**EXERCISE REQUIREMENTS**:
Each entry must be given again exactly; images do not belong in the copy.
##### DATA SECTION
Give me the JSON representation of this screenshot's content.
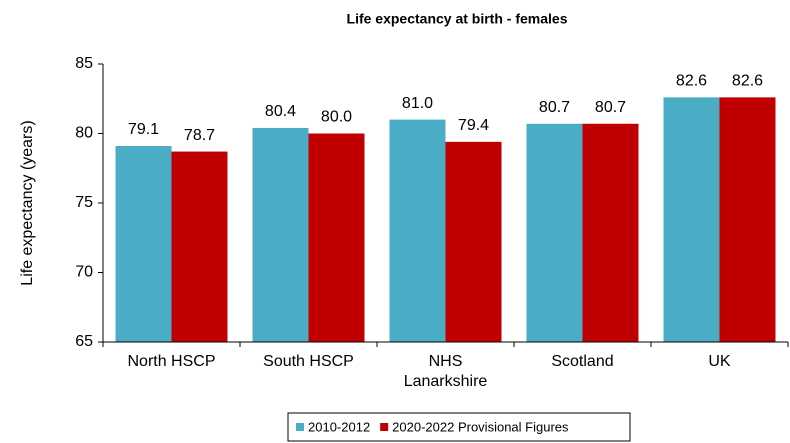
{
  "chart_data": {
    "type": "bar",
    "title": "Life expectancy at birth - females",
    "y_label": "Life expectancy (years)",
    "categories": [
      "North HSCP",
      "South HSCP",
      "NHS Lanarkshire",
      "Scotland",
      "UK"
    ],
    "series": [
      {
        "name": "2010-2012",
        "color": "#4bacc6",
        "values": [
          79.1,
          80.4,
          81.0,
          80.7,
          82.6
        ],
        "value_labels": [
          "79.1",
          "80.4",
          "81.0",
          "80.7",
          "82.6"
        ]
      },
      {
        "name": "2020-2022 Provisional Figures",
        "color": "#c00000",
        "values": [
          78.7,
          80.0,
          79.4,
          80.7,
          82.6
        ],
        "value_labels": [
          "78.7",
          "80.0",
          "79.4",
          "80.7",
          "82.6"
        ]
      }
    ],
    "ylim": [
      65,
      85
    ],
    "yticks": [
      65,
      70,
      75,
      80,
      85
    ],
    "grid": false,
    "legend": "bottom"
  }
}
##########
**EXERCISE RESULT**:
Give me the JSON representation of this screenshot's content.
{
  "chart_data": {
    "type": "bar",
    "title": "Life expectancy at birth - females",
    "y_label": "Life expectancy (years)",
    "categories": [
      "North HSCP",
      "South HSCP",
      "NHS Lanarkshire",
      "Scotland",
      "UK"
    ],
    "series": [
      {
        "name": "2010-2012",
        "color": "#4bacc6",
        "values": [
          79.1,
          80.4,
          81.0,
          80.7,
          82.6
        ],
        "value_labels": [
          "79.1",
          "80.4",
          "81.0",
          "80.7",
          "82.6"
        ]
      },
      {
        "name": "2020-2022 Provisional Figures",
        "color": "#c00000",
        "values": [
          78.7,
          80.0,
          79.4,
          80.7,
          82.6
        ],
        "value_labels": [
          "78.7",
          "80.0",
          "79.4",
          "80.7",
          "82.6"
        ]
      }
    ],
    "ylim": [
      65,
      85
    ],
    "yticks": [
      65,
      70,
      75,
      80,
      85
    ],
    "grid": false,
    "legend": "bottom"
  }
}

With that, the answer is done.